(Data records)

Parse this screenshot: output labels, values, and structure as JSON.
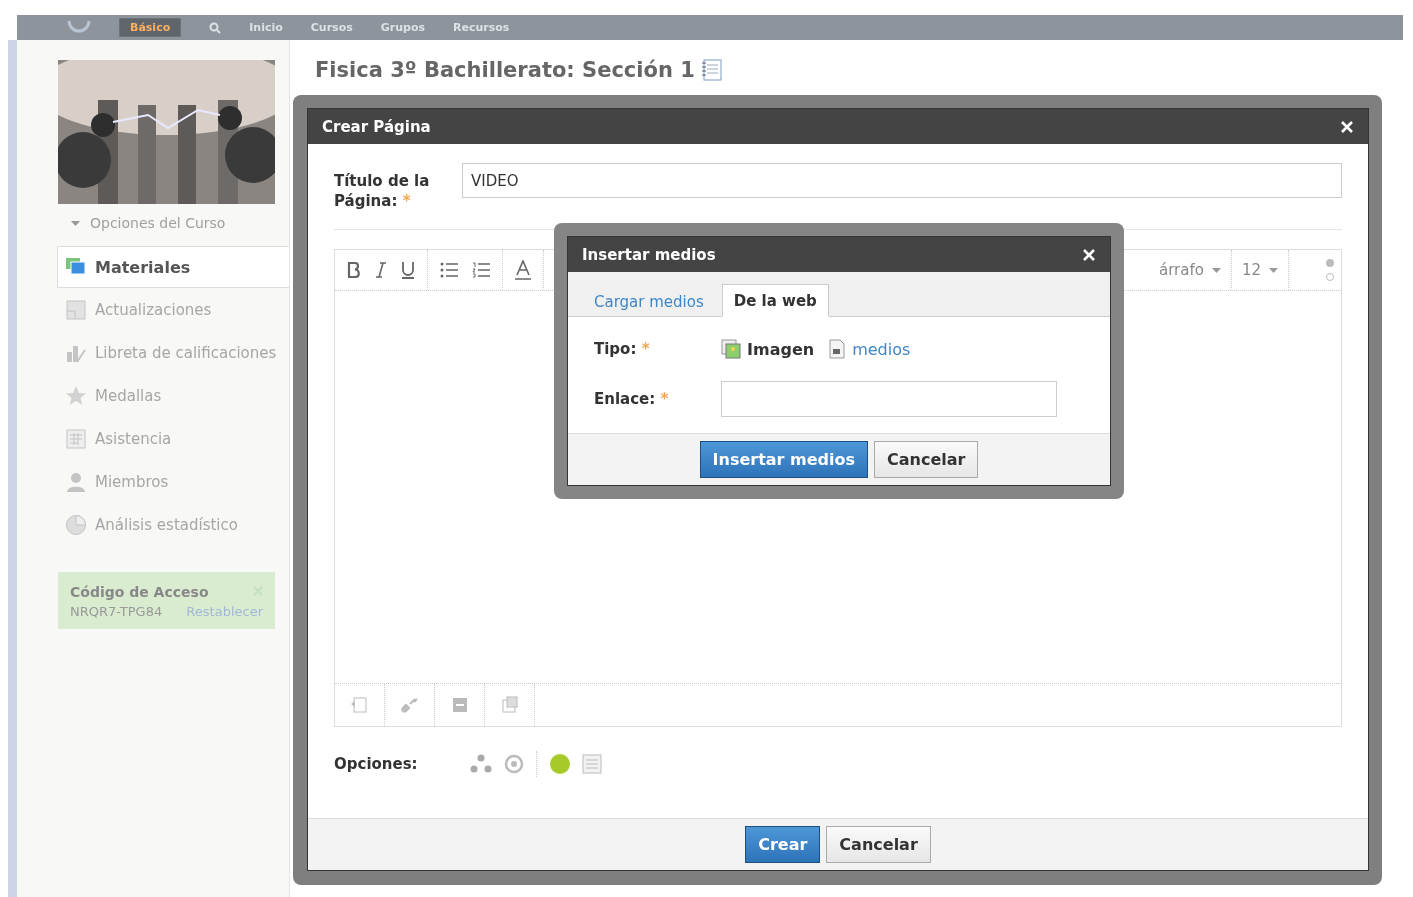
{
  "top_nav": {
    "mode": "Básico",
    "items": [
      "Inicio",
      "Cursos",
      "Grupos",
      "Recursos"
    ]
  },
  "sidebar": {
    "options_label": "Opciones del Curso",
    "items": [
      {
        "label": "Materiales",
        "selected": true
      },
      {
        "label": "Actualizaciones",
        "selected": false
      },
      {
        "label": "Libreta de calificaciones",
        "selected": false
      },
      {
        "label": "Medallas",
        "selected": false
      },
      {
        "label": "Asistencia",
        "selected": false
      },
      {
        "label": "Miembros",
        "selected": false
      },
      {
        "label": "Análisis estadístico",
        "selected": false
      }
    ],
    "access_code": {
      "title": "Código de Acceso",
      "code": "NRQR7-TPG84",
      "reset": "Restablecer"
    }
  },
  "page_title": "Fisica 3º Bachillerato: Sección 1",
  "dialog": {
    "title": "Crear Página",
    "title_label": "Título de la Página:",
    "required_mark": "*",
    "title_value": "VIDEO",
    "paragraph": "árrafo",
    "size": "12",
    "options_label": "Opciones:",
    "buttons": [
      "Crear",
      "Cancelar"
    ]
  },
  "media_dialog": {
    "title": "Insertar medios",
    "tabs": [
      {
        "label": "Cargar medios",
        "selected": false
      },
      {
        "label": "De la web",
        "selected": true
      }
    ],
    "type_label": "Tipo:",
    "type_mark": "*",
    "types": [
      {
        "label": "Imagen",
        "selected": true
      },
      {
        "label": "medios",
        "selected": false
      }
    ],
    "link_label": "Enlace:",
    "link_mark": "*",
    "buttons": [
      "Insertar medios",
      "Cancelar"
    ]
  }
}
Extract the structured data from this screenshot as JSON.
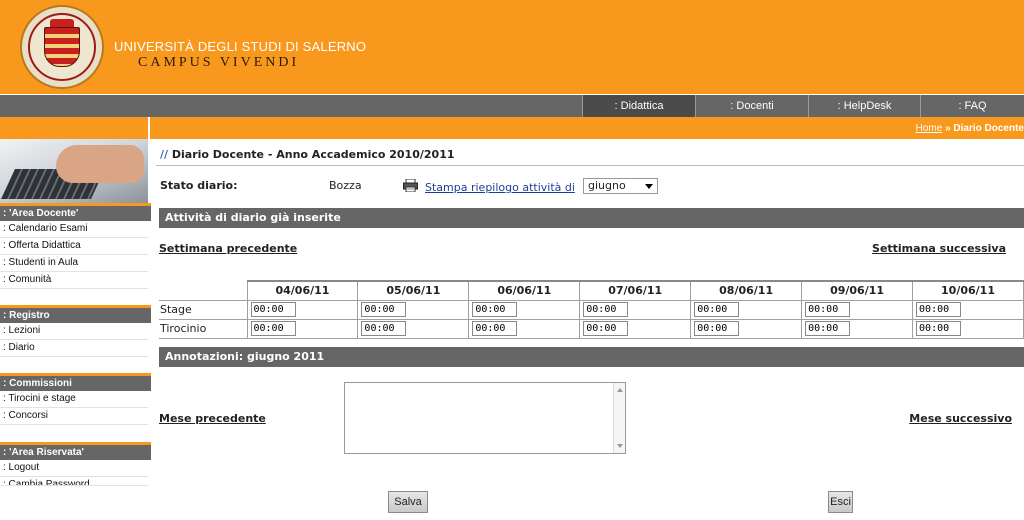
{
  "header": {
    "university": "UNIVERSITÀ DEGLI STUDI DI SALERNO",
    "motto": "CAMPUS VIVENDI",
    "logo_icon": "university-seal-logo",
    "brand_color": "#f8991d"
  },
  "nav": {
    "items": [
      {
        "label": ": Didattica",
        "active": true
      },
      {
        "label": ": Docenti",
        "active": false
      },
      {
        "label": ": HelpDesk",
        "active": false
      },
      {
        "label": ": FAQ",
        "active": false
      }
    ]
  },
  "breadcrumb": {
    "home": "Home",
    "sep": " » ",
    "current": "Diario Docente"
  },
  "sidebar": {
    "sections": [
      {
        "title": ": 'Area Docente'",
        "items": [
          ": Calendario Esami",
          ": Offerta Didattica",
          ": Studenti in Aula",
          ": Comunità"
        ]
      },
      {
        "title": ": Registro",
        "items": [
          ": Lezioni",
          ": Diario"
        ]
      },
      {
        "title": ": Commissioni",
        "items": [
          ": Tirocini e stage",
          ": Concorsi"
        ]
      },
      {
        "title": ": 'Area Riservata'",
        "items": [
          ": Logout",
          ": Cambia Password"
        ]
      }
    ]
  },
  "main": {
    "slashes": "//",
    "title": "Diario Docente - Anno Accademico 2010/2011",
    "stato_label": "Stato diario:",
    "stato_value": "Bozza",
    "print_link": "Stampa riepilogo attività di",
    "month_select": "giugno",
    "section_inserted": "Attività di diario già inserite",
    "prev_week": "Settimana precedente",
    "next_week": "Settimana successiva",
    "dates": [
      "04/06/11",
      "05/06/11",
      "06/06/11",
      "07/06/11",
      "08/06/11",
      "09/06/11",
      "10/06/11"
    ],
    "rows": [
      {
        "label": "Stage",
        "values": [
          "00:00",
          "00:00",
          "00:00",
          "00:00",
          "00:00",
          "00:00",
          "00:00"
        ]
      },
      {
        "label": "Tirocinio",
        "values": [
          "00:00",
          "00:00",
          "00:00",
          "00:00",
          "00:00",
          "00:00",
          "00:00"
        ]
      }
    ],
    "annotations_title": "Annotazioni: giugno 2011",
    "annotations_text": "",
    "prev_month": "Mese precedente",
    "next_month": "Mese successivo",
    "save_button": "Salva",
    "exit_button": "Esci"
  }
}
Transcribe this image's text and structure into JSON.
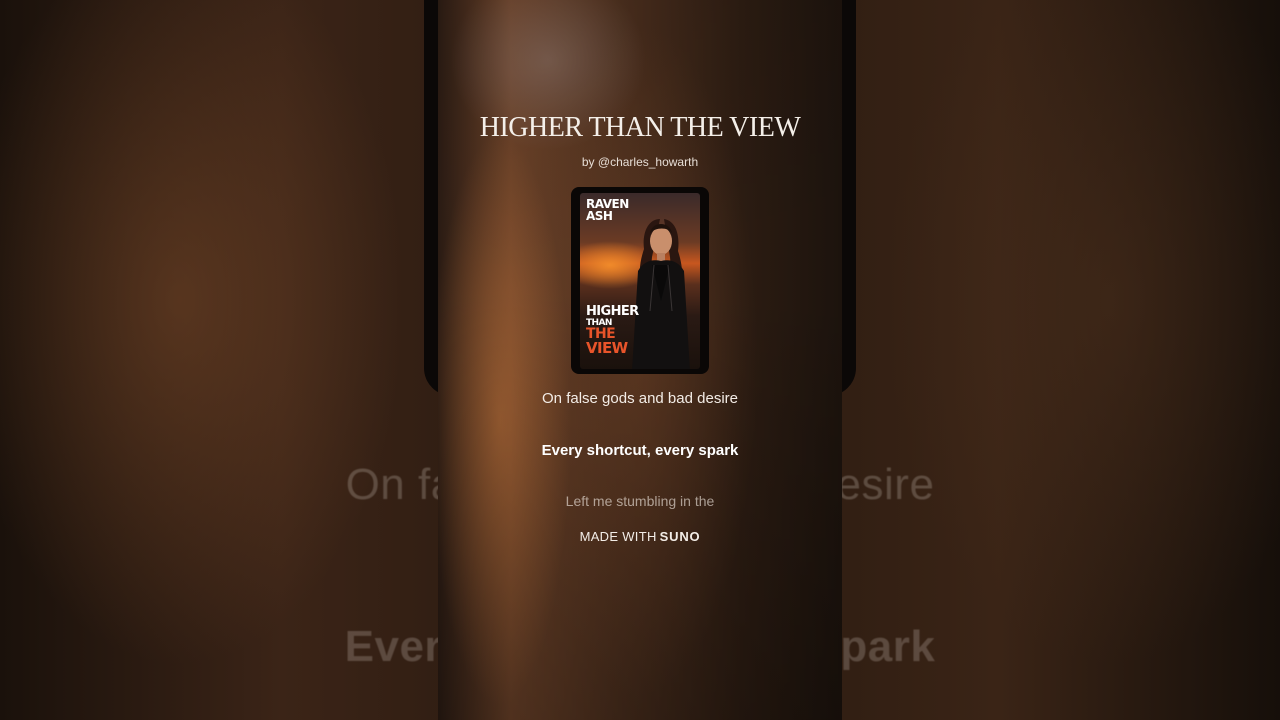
{
  "background": {
    "lyric_echo_1": "On false gods and bad desire",
    "lyric_echo_2": "Every shortcut, every spark"
  },
  "song": {
    "title": "HIGHER THAN THE VIEW",
    "artist": "by @charles_howarth"
  },
  "cover": {
    "artist_line_1": "RAVEN",
    "artist_line_2": "ASH",
    "title_line_1": "HIGHER",
    "title_line_2": "THAN",
    "title_line_3": "THE",
    "title_line_4": "VIEW"
  },
  "lyrics": {
    "previous": "On false gods and bad desire",
    "current": "Every shortcut, every spark",
    "next": "Left me stumbling in the"
  },
  "footer": {
    "made_with": "MADE WITH",
    "brand": "SUNO"
  },
  "colors": {
    "accent_orange": "#e8542a",
    "text_primary": "#f3ece6"
  }
}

EXERCISE DETAILS:
Locate and copy each line in the data above that includes the word "spark".

RESULT OF THIS TASK:
    "lyric_echo_2": "Every shortcut, every spark"
    "current": "Every shortcut, every spark",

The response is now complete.